◆ The problem
Repeat the material verbatim. Images are excluded from the copy.

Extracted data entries
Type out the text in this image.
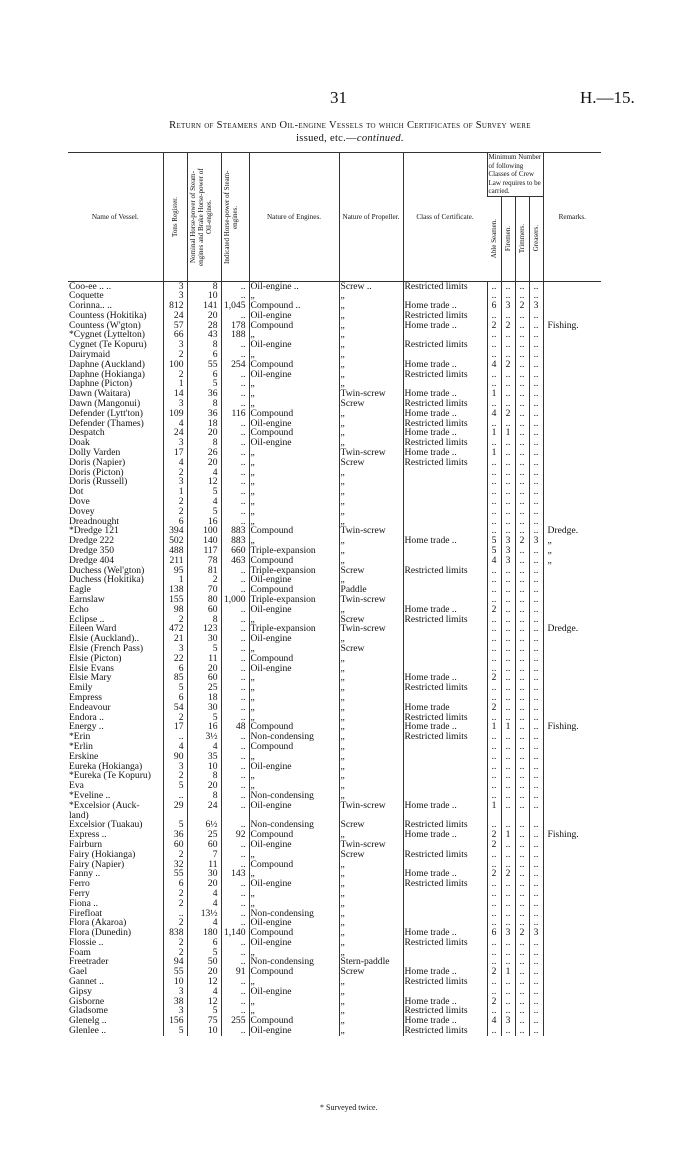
31	H.—15.
Return of Steamers and Oil-engine Vessels to which Certificates of Survey were
issued, etc.—continued.
Name of Vessel.	Tons Register.	Nominal Horse-power of Steam-engines and Brake Horse-power of Oil-engines.	Indicated Horse-power of Steam-engines.	Nature of Engines.	Nature of Propeller.	Class of Certificate.	Minimum Number of following Classes of Crew Law requires to be carried.				Remarks.

							Able Seamen.	Firemen.	Trimmers.	Greasers.	

Coo-ee .. ..	3	8	..	Oil-engine ..	Screw ..	Restricted limits	..	..	..	..	
Coquette	3	10	..	„	„		..	..	..	..	
Corinna.. ..	812	141	1,045	Compound ..	„	Home trade ..	6	3	2	3	
Countess (Hokitika)	24	20	..	Oil-engine	„	Restricted limits	..	..	..	..	
Countess (W'gton)	57	28	178	Compound	„	Home trade ..	2	2	..	..	Fishing.
*Cygnet (Lyttelton)	66	43	188	„	„		..	..	..	..	
Cygnet (Te Kopuru)	3	8	..	Oil-engine	„	Restricted limits	..	..	..	..	
Dairymaid	2	6	..	„	„		..	..	..	..	
Daphne (Auckland)	100	55	254	Compound	„	Home trade ..	4	2	..	..	
Daphne (Hokianga)	2	6	..	Oil-engine	„	Restricted limits	..	..	..	..	
Daphne (Picton)	1	5	..	„	„		..	..	..	..	
Dawn (Waitara)	14	36	..	„	Twin-screw	Home trade ..	1	..	..	..	
Dawn (Mangonui)	3	8	..	„	Screw	Restricted limits	..	..	..	..	
Defender (Lytt'ton)	109	36	116	Compound	„	Home trade ..	4	2	..	..	
Defender (Thames)	4	18	..	Oil-engine	„	Restricted limits	..	..	..	..	
Despatch	24	20	..	Compound	„	Home trade ..	1	1	..	..	
Doak	3	8	..	Oil-engine	„	Restricted limits	..	..	..	..	
Dolly Varden	17	26	..	„	Twin-screw	Home trade ..	1	..	..	..	
Doris (Napier)	4	20	..	„	Screw	Restricted limits	..	..	..	..	
Doris (Picton)	2	4	..	„	„		..	..	..	..	
Doris (Russell)	3	12	..	„	„		..	..	..	..	
Dot	1	5	..	„	„		..	..	..	..	
Dove	2	4	..	„	„		..	..	..	..	
Dovey	2	5	..	„	„		..	..	..	..	
Dreadnought	6	16	..	„	„		..	..	..	..	
*Dredge 121	394	100	883	Compound	Twin-screw		..	..	..	..	Dredge.
Dredge 222	502	140	883	„	„	Home trade ..	5	3	2	3	„
Dredge 350	488	117	660	Triple-expansion	„		5	3	..	..	„
Dredge 404	211	78	463	Compound	„		4	3	..	..	„
Duchess (Wel'gton)	95	81	..	Triple-expansion	Screw	Restricted limits	..	..	..	..	
Duchess (Hokitika)	1	2	..	Oil-engine	„		..	..	..	..	
Eagle	138	70	..	Compound	Paddle		..	..	..	..	
Earnslaw	155	80	1,000	Triple-expansion	Twin-screw		..	..	..	..	
Echo	98	60	..	Oil-engine	„	Home trade ..	2	..	..	..	
Eclipse ..	2	8	..	„	Screw	Restricted limits	..	..	..	..	
Eileen Ward	472	123	..	Triple-expansion	Twin-screw		..	..	..	..	Dredge.
Elsie (Auckland)..	21	30	..	Oil-engine	„		..	..	..	..	
Elsie (French Pass)	3	5	..	„	Screw		..	..	..	..	
Elsie (Picton)	22	11	..	Compound	„		..	..	..	..	
Elsie Evans	6	20	..	Oil-engine	„		..	..	..	..	
Elsie Mary	85	60	..	„	„	Home trade ..	2	..	..	..	
Emily	5	25	..	„	„	Restricted limits	..	..	..	..	
Empress	6	18	..	„	„		..	..	..	..	
Endeavour	54	30	..	„	„	Home trade	2	..	..	..	
Endora ..	2	5	..	„	„	Restricted limits	..	..	..	..	
Energy ..	17	16	48	Compound	„	Home trade ..	1	1	..	..	Fishing.
*Erin	..	3½	..	Non-condensing	„	Restricted limits	..	..	..	..	
*Erlin	4	4	..	Compound	„		..	..	..	..	
Erskine	90	35	..	„	„		..	..	..	..	
Eureka (Hokianga)	3	10	..	Oil-engine	„		..	..	..	..	
*Eureka (Te Kopuru)	2	8	..	„	„		..	..	..	..	
Eva	5	20	..	„	„		..	..	..	..	
*Eveline ..	..	8	..	Non-condensing	„		..	..	..	..	
*Excelsior (Auck- land)	29	24	..	Oil-engine	Twin-screw	Home trade ..	1	..	..	..	
Excelsior (Tuakau)	5	6½	..	Non-condensing	Screw	Restricted limits	..	..	..	..	
Express ..	36	25	92	Compound	„	Home trade ..	2	1	..	..	Fishing.
Fairburn	60	60	..	Oil-engine	Twin-screw		2	..	..	..	
Fairy (Hokianga)	2	7	..	„	Screw	Restricted limits	..	..	..	..	
Fairy (Napier)	32	11	..	Compound	„		..	..	..	..	
Fanny ..	55	30	143	„	„	Home trade ..	2	2	..	..	
Ferro	6	20	..	Oil-engine	„	Restricted limits	..	..	..	..	
Ferry	2	4	..	„	„		..	..	..	..	
Fiona ..	2	4	..	„	„		..	..	..	..	
Firefloat	..	13½	..	Non-condensing	„		..	..	..	..	
Flora (Akaroa)	2	4	..	Oil-engine	„		..	..	..	..	
Flora (Dunedin)	838	180	1,140	Compound	„	Home trade ..	6	3	2	3	
Flossie ..	2	6	..	Oil-engine	„	Restricted limits	..	..	..	..	
Foam	2	5	..	„	„		..	..	..	..	
Freetrader	94	50	..	Non-condensing	Stern-paddle		..	..	..	..	
Gael	55	20	91	Compound	Screw	Home trade ..	2	1	..	..	
Gannet ..	10	12	..	„	„	Restricted limits	..	..	..	..	
Gipsy	3	4	..	Oil-engine	„		..	..	..	..	
Gisborne	38	12	..	„	„	Home trade ..	2	..	..	..	
Gladsome	3	5	..	„	„	Restricted limits	..	..	..	..	
Glenelg ..	156	75	255	Compound	„	Home trade ..	4	3	..	..	
Glenlee ..	5	10	..	Oil-engine	„	Restricted limits	..	..	..	..	
* Surveyed twice.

◆ Final result
Type out the text in this image.
31	H.—15.
Return of Steamers and Oil-engine Vessels to which Certificates of Survey were
issued, etc.—continued.
Name of Vessel.	Tons Register.	Nominal Horse-power of Steam-engines and Brake Horse-power of Oil-engines.	Indicated Horse-power of Steam-engines.	Nature of Engines.	Nature of Propeller.	Class of Certificate.	Minimum Number of following Classes of Crew Law requires to be carried.				Remarks.

							Able Seamen.	Firemen.	Trimmers.	Greasers.	

Coo-ee .. ..	3	8	..	Oil-engine ..	Screw ..	Restricted limits	..	..	..	..	
Coquette	3	10	..	„	„		..	..	..	..	
Corinna.. ..	812	141	1,045	Compound ..	„	Home trade ..	6	3	2	3	
Countess (Hokitika)	24	20	..	Oil-engine	„	Restricted limits	..	..	..	..	
Countess (W'gton)	57	28	178	Compound	„	Home trade ..	2	2	..	..	Fishing.
*Cygnet (Lyttelton)	66	43	188	„	„		..	..	..	..	
Cygnet (Te Kopuru)	3	8	..	Oil-engine	„	Restricted limits	..	..	..	..	
Dairymaid	2	6	..	„	„		..	..	..	..	
Daphne (Auckland)	100	55	254	Compound	„	Home trade ..	4	2	..	..	
Daphne (Hokianga)	2	6	..	Oil-engine	„	Restricted limits	..	..	..	..	
Daphne (Picton)	1	5	..	„	„		..	..	..	..	
Dawn (Waitara)	14	36	..	„	Twin-screw	Home trade ..	1	..	..	..	
Dawn (Mangonui)	3	8	..	„	Screw	Restricted limits	..	..	..	..	
Defender (Lytt'ton)	109	36	116	Compound	„	Home trade ..	4	2	..	..	
Defender (Thames)	4	18	..	Oil-engine	„	Restricted limits	..	..	..	..	
Despatch	24	20	..	Compound	„	Home trade ..	1	1	..	..	
Doak	3	8	..	Oil-engine	„	Restricted limits	..	..	..	..	
Dolly Varden	17	26	..	„	Twin-screw	Home trade ..	1	..	..	..	
Doris (Napier)	4	20	..	„	Screw	Restricted limits	..	..	..	..	
Doris (Picton)	2	4	..	„	„		..	..	..	..	
Doris (Russell)	3	12	..	„	„		..	..	..	..	
Dot	1	5	..	„	„		..	..	..	..	
Dove	2	4	..	„	„		..	..	..	..	
Dovey	2	5	..	„	„		..	..	..	..	
Dreadnought	6	16	..	„	„		..	..	..	..	
*Dredge 121	394	100	883	Compound	Twin-screw		..	..	..	..	Dredge.
Dredge 222	502	140	883	„	„	Home trade ..	5	3	2	3	„
Dredge 350	488	117	660	Triple-expansion	„		5	3	..	..	„
Dredge 404	211	78	463	Compound	„		4	3	..	..	„
Duchess (Wel'gton)	95	81	..	Triple-expansion	Screw	Restricted limits	..	..	..	..	
Duchess (Hokitika)	1	2	..	Oil-engine	„		..	..	..	..	
Eagle	138	70	..	Compound	Paddle		..	..	..	..	
Earnslaw	155	80	1,000	Triple-expansion	Twin-screw		..	..	..	..	
Echo	98	60	..	Oil-engine	„	Home trade ..	2	..	..	..	
Eclipse ..	2	8	..	„	Screw	Restricted limits	..	..	..	..	
Eileen Ward	472	123	..	Triple-expansion	Twin-screw		..	..	..	..	Dredge.
Elsie (Auckland)..	21	30	..	Oil-engine	„		..	..	..	..	
Elsie (French Pass)	3	5	..	„	Screw		..	..	..	..	
Elsie (Picton)	22	11	..	Compound	„		..	..	..	..	
Elsie Evans	6	20	..	Oil-engine	„		..	..	..	..	
Elsie Mary	85	60	..	„	„	Home trade ..	2	..	..	..	
Emily	5	25	..	„	„	Restricted limits	..	..	..	..	
Empress	6	18	..	„	„		..	..	..	..	
Endeavour	54	30	..	„	„	Home trade	2	..	..	..	
Endora ..	2	5	..	„	„	Restricted limits	..	..	..	..	
Energy ..	17	16	48	Compound	„	Home trade ..	1	1	..	..	Fishing.
*Erin	..	3½	..	Non-condensing	„	Restricted limits	..	..	..	..	
*Erlin	4	4	..	Compound	„		..	..	..	..	
Erskine	90	35	..	„	„		..	..	..	..	
Eureka (Hokianga)	3	10	..	Oil-engine	„		..	..	..	..	
*Eureka (Te Kopuru)	2	8	..	„	„		..	..	..	..	
Eva	5	20	..	„	„		..	..	..	..	
*Eveline ..	..	8	..	Non-condensing	„		..	..	..	..	
*Excelsior (Auck- land)	29	24	..	Oil-engine	Twin-screw	Home trade ..	1	..	..	..	
Excelsior (Tuakau)	5	6½	..	Non-condensing	Screw	Restricted limits	..	..	..	..	
Express ..	36	25	92	Compound	„	Home trade ..	2	1	..	..	Fishing.
Fairburn	60	60	..	Oil-engine	Twin-screw		2	..	..	..	
Fairy (Hokianga)	2	7	..	„	Screw	Restricted limits	..	..	..	..	
Fairy (Napier)	32	11	..	Compound	„		..	..	..	..	
Fanny ..	55	30	143	„	„	Home trade ..	2	2	..	..	
Ferro	6	20	..	Oil-engine	„	Restricted limits	..	..	..	..	
Ferry	2	4	..	„	„		..	..	..	..	
Fiona ..	2	4	..	„	„		..	..	..	..	
Firefloat	..	13½	..	Non-condensing	„		..	..	..	..	
Flora (Akaroa)	2	4	..	Oil-engine	„		..	..	..	..	
Flora (Dunedin)	838	180	1,140	Compound	„	Home trade ..	6	3	2	3	
Flossie ..	2	6	..	Oil-engine	„	Restricted limits	..	..	..	..	
Foam	2	5	..	„	„		..	..	..	..	
Freetrader	94	50	..	Non-condensing	Stern-paddle		..	..	..	..	
Gael	55	20	91	Compound	Screw	Home trade ..	2	1	..	..	
Gannet ..	10	12	..	„	„	Restricted limits	..	..	..	..	
Gipsy	3	4	..	Oil-engine	„		..	..	..	..	
Gisborne	38	12	..	„	„	Home trade ..	2	..	..	..	
Gladsome	3	5	..	„	„	Restricted limits	..	..	..	..	
Glenelg ..	156	75	255	Compound	„	Home trade ..	4	3	..	..	
Glenlee ..	5	10	..	Oil-engine	„	Restricted limits	..	..	..	..	
* Surveyed twice.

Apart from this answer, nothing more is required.